- _Written exercise_
Find every line in the records below that contains the word "restent", and copy each such line.

-- Start Material for the task --

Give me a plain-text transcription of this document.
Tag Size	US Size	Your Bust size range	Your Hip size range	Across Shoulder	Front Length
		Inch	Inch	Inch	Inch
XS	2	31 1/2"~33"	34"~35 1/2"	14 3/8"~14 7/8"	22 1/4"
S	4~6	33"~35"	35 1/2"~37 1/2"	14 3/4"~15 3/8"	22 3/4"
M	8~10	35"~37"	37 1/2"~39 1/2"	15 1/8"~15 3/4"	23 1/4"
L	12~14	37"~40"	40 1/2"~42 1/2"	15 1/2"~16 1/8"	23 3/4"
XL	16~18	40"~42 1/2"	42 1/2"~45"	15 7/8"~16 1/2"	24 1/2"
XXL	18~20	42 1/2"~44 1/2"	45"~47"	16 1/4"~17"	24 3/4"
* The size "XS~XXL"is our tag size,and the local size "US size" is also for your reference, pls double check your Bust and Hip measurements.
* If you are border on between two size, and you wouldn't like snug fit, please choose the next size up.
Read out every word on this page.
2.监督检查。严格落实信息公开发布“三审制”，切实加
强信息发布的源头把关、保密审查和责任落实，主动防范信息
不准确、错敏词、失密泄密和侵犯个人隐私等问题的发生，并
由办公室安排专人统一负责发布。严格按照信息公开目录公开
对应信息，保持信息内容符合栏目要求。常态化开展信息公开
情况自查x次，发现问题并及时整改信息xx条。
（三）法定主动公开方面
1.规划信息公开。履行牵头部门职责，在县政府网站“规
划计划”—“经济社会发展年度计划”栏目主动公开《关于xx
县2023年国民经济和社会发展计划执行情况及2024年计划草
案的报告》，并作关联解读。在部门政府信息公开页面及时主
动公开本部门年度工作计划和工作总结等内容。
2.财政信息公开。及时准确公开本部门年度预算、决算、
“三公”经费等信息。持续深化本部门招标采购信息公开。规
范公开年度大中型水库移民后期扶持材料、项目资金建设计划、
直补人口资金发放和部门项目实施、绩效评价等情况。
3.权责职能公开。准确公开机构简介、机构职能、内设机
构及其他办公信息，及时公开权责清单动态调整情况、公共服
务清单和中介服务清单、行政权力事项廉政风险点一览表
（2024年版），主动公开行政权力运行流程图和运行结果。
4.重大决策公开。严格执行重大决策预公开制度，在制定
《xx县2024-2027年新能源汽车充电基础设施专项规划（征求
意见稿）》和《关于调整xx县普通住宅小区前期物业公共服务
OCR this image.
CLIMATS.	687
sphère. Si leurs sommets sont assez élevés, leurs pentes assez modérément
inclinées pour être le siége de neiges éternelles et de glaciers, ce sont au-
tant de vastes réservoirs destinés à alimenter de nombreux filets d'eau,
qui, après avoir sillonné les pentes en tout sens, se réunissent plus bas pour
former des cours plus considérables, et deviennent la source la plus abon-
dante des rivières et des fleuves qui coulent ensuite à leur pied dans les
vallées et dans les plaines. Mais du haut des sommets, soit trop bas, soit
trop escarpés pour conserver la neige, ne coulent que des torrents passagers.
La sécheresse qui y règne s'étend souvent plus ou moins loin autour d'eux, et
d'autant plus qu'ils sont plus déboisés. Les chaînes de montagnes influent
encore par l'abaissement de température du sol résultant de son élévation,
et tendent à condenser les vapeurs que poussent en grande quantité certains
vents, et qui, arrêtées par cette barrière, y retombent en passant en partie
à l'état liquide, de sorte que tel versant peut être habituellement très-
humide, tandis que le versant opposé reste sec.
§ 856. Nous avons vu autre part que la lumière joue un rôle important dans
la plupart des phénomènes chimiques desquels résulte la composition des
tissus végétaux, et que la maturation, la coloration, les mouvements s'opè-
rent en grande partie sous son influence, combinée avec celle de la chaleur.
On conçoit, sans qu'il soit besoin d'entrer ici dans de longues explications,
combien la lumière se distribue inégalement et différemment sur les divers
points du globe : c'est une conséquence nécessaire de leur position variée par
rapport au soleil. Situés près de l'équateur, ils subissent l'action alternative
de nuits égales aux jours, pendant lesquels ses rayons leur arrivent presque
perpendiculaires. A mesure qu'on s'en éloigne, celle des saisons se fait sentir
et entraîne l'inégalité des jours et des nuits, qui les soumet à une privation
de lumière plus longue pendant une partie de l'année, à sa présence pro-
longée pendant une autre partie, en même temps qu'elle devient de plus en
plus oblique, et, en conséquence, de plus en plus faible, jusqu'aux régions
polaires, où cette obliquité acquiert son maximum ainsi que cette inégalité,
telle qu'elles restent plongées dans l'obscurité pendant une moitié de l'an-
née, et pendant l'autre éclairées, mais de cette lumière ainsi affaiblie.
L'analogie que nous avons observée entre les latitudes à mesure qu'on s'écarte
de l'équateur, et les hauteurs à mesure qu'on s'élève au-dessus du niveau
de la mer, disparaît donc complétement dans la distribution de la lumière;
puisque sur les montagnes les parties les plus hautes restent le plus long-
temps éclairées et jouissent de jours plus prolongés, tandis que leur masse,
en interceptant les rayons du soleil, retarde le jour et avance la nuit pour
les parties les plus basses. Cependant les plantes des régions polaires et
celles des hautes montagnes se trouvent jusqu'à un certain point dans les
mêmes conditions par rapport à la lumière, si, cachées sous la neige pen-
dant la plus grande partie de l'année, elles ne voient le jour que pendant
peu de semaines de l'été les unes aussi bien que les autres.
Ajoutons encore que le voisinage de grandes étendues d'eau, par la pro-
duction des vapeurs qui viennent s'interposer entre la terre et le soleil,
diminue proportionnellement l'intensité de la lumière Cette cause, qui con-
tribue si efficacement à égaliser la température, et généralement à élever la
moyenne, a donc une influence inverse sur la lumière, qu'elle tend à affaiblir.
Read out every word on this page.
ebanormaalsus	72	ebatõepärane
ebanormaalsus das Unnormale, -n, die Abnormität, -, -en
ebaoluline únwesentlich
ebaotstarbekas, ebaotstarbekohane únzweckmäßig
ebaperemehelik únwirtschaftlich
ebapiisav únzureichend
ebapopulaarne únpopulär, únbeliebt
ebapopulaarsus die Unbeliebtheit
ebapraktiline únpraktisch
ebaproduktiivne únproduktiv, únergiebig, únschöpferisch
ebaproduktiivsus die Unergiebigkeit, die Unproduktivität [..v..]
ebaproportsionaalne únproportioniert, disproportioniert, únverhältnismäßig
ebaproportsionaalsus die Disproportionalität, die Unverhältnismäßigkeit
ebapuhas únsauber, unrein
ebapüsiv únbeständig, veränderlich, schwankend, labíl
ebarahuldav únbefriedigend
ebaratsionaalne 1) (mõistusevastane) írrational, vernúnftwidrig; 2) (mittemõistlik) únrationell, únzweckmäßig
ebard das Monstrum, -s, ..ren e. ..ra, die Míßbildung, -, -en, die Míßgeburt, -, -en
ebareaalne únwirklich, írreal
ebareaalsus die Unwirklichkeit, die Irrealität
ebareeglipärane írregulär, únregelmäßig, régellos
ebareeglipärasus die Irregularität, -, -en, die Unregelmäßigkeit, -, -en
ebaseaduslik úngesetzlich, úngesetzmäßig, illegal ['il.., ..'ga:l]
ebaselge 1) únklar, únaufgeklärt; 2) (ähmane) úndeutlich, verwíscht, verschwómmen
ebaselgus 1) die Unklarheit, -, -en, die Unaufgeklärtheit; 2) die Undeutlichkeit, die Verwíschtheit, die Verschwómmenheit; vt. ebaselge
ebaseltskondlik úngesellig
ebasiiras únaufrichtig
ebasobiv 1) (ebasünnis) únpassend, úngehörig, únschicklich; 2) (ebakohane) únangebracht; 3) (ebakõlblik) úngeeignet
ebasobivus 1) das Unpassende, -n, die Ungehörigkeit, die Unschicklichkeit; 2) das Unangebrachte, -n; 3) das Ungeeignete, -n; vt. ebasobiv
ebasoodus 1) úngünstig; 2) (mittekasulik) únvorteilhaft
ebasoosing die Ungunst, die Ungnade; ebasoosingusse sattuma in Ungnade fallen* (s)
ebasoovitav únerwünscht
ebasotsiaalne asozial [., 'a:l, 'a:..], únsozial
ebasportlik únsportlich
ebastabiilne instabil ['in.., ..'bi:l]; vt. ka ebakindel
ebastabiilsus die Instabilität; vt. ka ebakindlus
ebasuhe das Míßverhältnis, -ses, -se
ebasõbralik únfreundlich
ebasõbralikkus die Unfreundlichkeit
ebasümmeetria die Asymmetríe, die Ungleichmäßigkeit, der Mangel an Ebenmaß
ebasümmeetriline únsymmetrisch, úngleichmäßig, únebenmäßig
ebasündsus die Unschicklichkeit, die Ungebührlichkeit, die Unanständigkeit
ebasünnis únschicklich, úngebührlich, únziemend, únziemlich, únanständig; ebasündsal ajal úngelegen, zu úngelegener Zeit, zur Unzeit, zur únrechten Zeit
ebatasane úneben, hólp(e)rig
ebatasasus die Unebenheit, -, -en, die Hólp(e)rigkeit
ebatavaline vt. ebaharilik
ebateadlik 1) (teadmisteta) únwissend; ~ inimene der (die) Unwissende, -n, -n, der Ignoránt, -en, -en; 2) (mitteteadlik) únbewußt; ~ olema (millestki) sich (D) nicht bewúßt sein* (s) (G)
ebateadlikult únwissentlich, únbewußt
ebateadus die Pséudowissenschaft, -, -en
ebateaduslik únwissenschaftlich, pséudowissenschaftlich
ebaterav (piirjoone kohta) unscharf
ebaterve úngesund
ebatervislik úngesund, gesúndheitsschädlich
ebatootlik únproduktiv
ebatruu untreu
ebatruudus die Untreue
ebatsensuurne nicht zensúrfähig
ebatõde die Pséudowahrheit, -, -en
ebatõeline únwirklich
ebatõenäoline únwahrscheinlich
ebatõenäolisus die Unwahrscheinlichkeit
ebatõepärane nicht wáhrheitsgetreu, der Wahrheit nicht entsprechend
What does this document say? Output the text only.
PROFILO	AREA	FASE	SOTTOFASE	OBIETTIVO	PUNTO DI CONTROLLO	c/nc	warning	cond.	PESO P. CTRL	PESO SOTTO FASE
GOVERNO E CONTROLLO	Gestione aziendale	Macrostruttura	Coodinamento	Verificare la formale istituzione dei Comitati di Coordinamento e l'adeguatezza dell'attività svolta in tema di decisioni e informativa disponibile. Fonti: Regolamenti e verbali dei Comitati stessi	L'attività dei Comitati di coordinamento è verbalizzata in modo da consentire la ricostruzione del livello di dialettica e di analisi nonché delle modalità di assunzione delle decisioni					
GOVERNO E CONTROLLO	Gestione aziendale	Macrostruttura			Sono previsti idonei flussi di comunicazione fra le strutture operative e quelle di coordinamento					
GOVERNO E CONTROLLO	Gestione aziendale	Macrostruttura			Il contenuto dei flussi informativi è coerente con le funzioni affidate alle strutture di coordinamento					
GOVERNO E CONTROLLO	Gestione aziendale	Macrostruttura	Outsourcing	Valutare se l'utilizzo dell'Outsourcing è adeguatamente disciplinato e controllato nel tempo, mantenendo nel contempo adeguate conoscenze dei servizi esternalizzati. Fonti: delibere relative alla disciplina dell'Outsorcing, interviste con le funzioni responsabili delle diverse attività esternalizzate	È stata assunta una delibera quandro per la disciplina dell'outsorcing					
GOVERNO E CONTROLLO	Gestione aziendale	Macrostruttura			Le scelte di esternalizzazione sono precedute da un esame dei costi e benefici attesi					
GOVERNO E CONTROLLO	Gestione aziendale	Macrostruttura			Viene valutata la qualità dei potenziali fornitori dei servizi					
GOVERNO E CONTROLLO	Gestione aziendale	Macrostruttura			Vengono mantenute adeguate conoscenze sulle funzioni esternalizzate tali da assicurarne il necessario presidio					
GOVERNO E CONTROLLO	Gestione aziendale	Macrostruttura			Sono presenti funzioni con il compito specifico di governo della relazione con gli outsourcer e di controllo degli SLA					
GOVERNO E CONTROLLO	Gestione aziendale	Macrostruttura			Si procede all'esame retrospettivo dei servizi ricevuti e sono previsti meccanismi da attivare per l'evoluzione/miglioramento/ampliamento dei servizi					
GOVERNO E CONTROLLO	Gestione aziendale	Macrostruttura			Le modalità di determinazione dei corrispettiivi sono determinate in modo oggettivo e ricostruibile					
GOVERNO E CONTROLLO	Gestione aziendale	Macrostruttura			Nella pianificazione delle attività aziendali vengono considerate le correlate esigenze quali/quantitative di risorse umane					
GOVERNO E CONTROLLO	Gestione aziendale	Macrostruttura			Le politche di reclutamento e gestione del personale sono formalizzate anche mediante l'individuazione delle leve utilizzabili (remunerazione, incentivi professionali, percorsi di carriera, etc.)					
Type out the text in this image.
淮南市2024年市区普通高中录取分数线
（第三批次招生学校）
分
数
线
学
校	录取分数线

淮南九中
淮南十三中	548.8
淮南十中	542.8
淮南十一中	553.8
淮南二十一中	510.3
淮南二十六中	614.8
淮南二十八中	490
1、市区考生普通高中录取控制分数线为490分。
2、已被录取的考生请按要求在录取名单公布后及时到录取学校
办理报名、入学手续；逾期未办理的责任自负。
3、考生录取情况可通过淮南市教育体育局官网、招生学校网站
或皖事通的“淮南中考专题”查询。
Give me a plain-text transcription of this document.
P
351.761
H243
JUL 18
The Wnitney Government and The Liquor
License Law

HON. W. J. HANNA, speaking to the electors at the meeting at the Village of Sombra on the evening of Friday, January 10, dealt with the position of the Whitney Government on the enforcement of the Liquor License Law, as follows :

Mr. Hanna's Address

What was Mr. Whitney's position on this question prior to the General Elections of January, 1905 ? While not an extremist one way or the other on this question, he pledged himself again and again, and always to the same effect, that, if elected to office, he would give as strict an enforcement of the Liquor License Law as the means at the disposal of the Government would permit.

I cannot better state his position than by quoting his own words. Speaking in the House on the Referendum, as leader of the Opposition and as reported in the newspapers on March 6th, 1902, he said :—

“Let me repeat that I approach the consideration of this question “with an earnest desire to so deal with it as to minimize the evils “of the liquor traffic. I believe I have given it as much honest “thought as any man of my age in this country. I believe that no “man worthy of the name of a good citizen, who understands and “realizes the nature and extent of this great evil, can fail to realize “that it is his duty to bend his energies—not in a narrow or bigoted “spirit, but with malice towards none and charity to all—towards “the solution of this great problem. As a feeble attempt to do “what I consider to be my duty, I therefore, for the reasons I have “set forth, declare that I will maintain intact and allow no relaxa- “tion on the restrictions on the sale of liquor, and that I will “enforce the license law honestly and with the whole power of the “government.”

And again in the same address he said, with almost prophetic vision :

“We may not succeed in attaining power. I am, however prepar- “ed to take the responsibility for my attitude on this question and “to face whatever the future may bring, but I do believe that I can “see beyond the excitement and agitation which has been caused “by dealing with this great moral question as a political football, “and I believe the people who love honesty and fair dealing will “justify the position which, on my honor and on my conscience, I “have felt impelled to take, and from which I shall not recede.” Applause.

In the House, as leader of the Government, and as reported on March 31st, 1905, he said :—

-- End Material for the task --

- _Answer to the task_
telle qu'elles restent plongées dans l'obscurité pendant une moitié de l'an-
puisque sur les montagnes les parties les plus hautes restent le plus long-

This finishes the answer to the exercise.